* [TASK]
A faithful transcription of all the data is required.

* [EXERCISE MATERIALS]

__________

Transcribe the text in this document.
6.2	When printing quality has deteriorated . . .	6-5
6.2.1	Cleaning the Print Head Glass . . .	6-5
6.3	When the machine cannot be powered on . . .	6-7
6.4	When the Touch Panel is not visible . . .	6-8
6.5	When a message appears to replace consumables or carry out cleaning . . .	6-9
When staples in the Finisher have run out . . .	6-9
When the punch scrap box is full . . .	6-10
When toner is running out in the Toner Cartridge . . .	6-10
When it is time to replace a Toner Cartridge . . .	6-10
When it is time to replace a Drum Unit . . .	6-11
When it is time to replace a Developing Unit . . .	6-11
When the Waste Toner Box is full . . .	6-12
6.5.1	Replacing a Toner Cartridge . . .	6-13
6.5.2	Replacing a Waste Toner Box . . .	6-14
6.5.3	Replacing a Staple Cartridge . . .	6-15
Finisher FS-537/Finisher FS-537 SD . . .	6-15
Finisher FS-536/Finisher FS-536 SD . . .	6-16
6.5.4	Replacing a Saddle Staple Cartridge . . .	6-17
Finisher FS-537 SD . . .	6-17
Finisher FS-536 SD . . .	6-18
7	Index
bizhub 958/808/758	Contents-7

__________

* [TASK SOLUTION]
Transcribe the text in this document.
6.2	When printing quality has deteriorated . . .	6-5
6.2.1	Cleaning the Print Head Glass . . .	6-5
6.3	When the machine cannot be powered on . . .	6-7
6.4	When the Touch Panel is not visible . . .	6-8
6.5	When a message appears to replace consumables or carry out cleaning . . .	6-9
When staples in the Finisher have run out . . .	6-9
When the punch scrap box is full . . .	6-10
When toner is running out in the Toner Cartridge . . .	6-10
When it is time to replace a Toner Cartridge . . .	6-10
When it is time to replace a Drum Unit . . .	6-11
When it is time to replace a Developing Unit . . .	6-11
When the Waste Toner Box is full . . .	6-12
6.5.1	Replacing a Toner Cartridge . . .	6-13
6.5.2	Replacing a Waste Toner Box . . .	6-14
6.5.3	Replacing a Staple Cartridge . . .	6-15
Finisher FS-537/Finisher FS-537 SD . . .	6-15
Finisher FS-536/Finisher FS-536 SD . . .	6-16
6.5.4	Replacing a Saddle Staple Cartridge . . .	6-17
Finisher FS-537 SD . . .	6-17
Finisher FS-536 SD . . .	6-18
7	Index
bizhub 958/808/758	Contents-7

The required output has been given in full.